Written exercise: Write out every entry exactly as it appears.

--- begin Listing ---

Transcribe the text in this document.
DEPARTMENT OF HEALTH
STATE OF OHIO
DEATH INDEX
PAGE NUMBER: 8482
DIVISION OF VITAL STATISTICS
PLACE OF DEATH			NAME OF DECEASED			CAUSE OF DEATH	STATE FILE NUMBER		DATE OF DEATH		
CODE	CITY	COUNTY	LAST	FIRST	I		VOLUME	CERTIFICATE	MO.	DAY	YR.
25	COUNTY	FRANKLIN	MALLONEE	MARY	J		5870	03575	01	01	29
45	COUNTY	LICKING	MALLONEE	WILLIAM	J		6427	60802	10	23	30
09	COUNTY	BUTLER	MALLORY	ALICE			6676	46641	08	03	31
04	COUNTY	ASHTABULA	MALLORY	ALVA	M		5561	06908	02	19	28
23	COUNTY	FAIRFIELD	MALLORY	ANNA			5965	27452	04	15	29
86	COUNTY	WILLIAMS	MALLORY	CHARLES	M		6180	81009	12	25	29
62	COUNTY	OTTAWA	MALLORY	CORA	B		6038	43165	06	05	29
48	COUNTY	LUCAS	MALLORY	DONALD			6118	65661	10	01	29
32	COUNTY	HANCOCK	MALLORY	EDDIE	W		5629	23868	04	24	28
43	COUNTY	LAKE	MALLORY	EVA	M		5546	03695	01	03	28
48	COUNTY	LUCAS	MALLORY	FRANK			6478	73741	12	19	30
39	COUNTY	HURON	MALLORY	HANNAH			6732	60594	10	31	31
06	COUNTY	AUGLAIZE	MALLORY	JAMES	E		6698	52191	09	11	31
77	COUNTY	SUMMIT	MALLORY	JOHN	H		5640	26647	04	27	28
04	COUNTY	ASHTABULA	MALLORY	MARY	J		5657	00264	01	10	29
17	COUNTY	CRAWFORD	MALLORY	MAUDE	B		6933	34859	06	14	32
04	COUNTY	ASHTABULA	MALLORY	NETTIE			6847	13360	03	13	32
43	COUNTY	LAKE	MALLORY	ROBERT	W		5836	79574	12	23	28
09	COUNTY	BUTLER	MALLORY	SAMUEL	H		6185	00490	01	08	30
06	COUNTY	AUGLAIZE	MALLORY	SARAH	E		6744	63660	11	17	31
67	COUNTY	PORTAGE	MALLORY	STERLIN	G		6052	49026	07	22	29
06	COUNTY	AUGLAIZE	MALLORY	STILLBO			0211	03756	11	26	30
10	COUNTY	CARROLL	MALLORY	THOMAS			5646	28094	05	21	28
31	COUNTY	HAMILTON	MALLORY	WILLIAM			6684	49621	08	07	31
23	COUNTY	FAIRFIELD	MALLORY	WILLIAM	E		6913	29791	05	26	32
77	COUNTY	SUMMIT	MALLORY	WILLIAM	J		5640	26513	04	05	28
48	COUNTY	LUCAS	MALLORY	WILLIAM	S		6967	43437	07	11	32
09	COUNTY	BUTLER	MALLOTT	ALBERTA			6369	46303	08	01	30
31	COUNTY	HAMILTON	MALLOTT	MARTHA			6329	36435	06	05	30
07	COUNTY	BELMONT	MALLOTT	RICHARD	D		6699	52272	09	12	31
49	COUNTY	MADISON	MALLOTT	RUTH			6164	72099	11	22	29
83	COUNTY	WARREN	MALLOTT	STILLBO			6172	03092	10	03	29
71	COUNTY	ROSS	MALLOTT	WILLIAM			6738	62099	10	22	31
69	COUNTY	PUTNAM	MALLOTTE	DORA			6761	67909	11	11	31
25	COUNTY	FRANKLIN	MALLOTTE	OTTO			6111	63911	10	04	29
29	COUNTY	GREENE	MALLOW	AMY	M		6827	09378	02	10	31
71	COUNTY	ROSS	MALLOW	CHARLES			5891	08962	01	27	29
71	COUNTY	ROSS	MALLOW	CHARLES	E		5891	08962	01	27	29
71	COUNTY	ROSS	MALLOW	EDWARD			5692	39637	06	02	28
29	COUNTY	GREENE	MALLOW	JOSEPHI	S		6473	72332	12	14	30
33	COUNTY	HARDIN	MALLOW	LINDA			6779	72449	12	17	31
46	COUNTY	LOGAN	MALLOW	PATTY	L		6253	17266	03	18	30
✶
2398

--- end Listing ---

Worked answer:
Transcribe the text in this document.
DEPARTMENT OF HEALTH
STATE OF OHIO
DEATH INDEX
PAGE NUMBER: 8482
DIVISION OF VITAL STATISTICS
PLACE OF DEATH			NAME OF DECEASED			CAUSE OF DEATH	STATE FILE NUMBER		DATE OF DEATH		
CODE	CITY	COUNTY	LAST	FIRST	I		VOLUME	CERTIFICATE	MO.	DAY	YR.
25	COUNTY	FRANKLIN	MALLONEE	MARY	J		5870	03575	01	01	29
45	COUNTY	LICKING	MALLONEE	WILLIAM	J		6427	60802	10	23	30
09	COUNTY	BUTLER	MALLORY	ALICE			6676	46641	08	03	31
04	COUNTY	ASHTABULA	MALLORY	ALVA	M		5561	06908	02	19	28
23	COUNTY	FAIRFIELD	MALLORY	ANNA			5965	27452	04	15	29
86	COUNTY	WILLIAMS	MALLORY	CHARLES	M		6180	81009	12	25	29
62	COUNTY	OTTAWA	MALLORY	CORA	B		6038	43165	06	05	29
48	COUNTY	LUCAS	MALLORY	DONALD			6118	65661	10	01	29
32	COUNTY	HANCOCK	MALLORY	EDDIE	W		5629	23868	04	24	28
43	COUNTY	LAKE	MALLORY	EVA	M		5546	03695	01	03	28
48	COUNTY	LUCAS	MALLORY	FRANK			6478	73741	12	19	30
39	COUNTY	HURON	MALLORY	HANNAH			6732	60594	10	31	31
06	COUNTY	AUGLAIZE	MALLORY	JAMES	E		6698	52191	09	11	31
77	COUNTY	SUMMIT	MALLORY	JOHN	H		5640	26647	04	27	28
04	COUNTY	ASHTABULA	MALLORY	MARY	J		5657	00264	01	10	29
17	COUNTY	CRAWFORD	MALLORY	MAUDE	B		6933	34859	06	14	32
04	COUNTY	ASHTABULA	MALLORY	NETTIE			6847	13360	03	13	32
43	COUNTY	LAKE	MALLORY	ROBERT	W		5836	79574	12	23	28
09	COUNTY	BUTLER	MALLORY	SAMUEL	H		6185	00490	01	08	30
06	COUNTY	AUGLAIZE	MALLORY	SARAH	E		6744	63660	11	17	31
67	COUNTY	PORTAGE	MALLORY	STERLIN	G		6052	49026	07	22	29
06	COUNTY	AUGLAIZE	MALLORY	STILLBO			0211	03756	11	26	30
10	COUNTY	CARROLL	MALLORY	THOMAS			5646	28094	05	21	28
31	COUNTY	HAMILTON	MALLORY	WILLIAM			6684	49621	08	07	31
23	COUNTY	FAIRFIELD	MALLORY	WILLIAM	E		6913	29791	05	26	32
77	COUNTY	SUMMIT	MALLORY	WILLIAM	J		5640	26513	04	05	28
48	COUNTY	LUCAS	MALLORY	WILLIAM	S		6967	43437	07	11	32
09	COUNTY	BUTLER	MALLOTT	ALBERTA			6369	46303	08	01	30
31	COUNTY	HAMILTON	MALLOTT	MARTHA			6329	36435	06	05	30
07	COUNTY	BELMONT	MALLOTT	RICHARD	D		6699	52272	09	12	31
49	COUNTY	MADISON	MALLOTT	RUTH			6164	72099	11	22	29
83	COUNTY	WARREN	MALLOTT	STILLBO			6172	03092	10	03	29
71	COUNTY	ROSS	MALLOTT	WILLIAM			6738	62099	10	22	31
69	COUNTY	PUTNAM	MALLOTTE	DORA			6761	67909	11	11	31
25	COUNTY	FRANKLIN	MALLOTTE	OTTO			6111	63911	10	04	29
29	COUNTY	GREENE	MALLOW	AMY	M		6827	09378	02	10	31
71	COUNTY	ROSS	MALLOW	CHARLES			5891	08962	01	27	29
71	COUNTY	ROSS	MALLOW	CHARLES	E		5891	08962	01	27	29
71	COUNTY	ROSS	MALLOW	EDWARD			5692	39637	06	02	28
29	COUNTY	GREENE	MALLOW	JOSEPHI	S		6473	72332	12	14	30
33	COUNTY	HARDIN	MALLOW	LINDA			6779	72449	12	17	31
46	COUNTY	LOGAN	MALLOW	PATTY	L		6253	17266	03	18	30
✶
2398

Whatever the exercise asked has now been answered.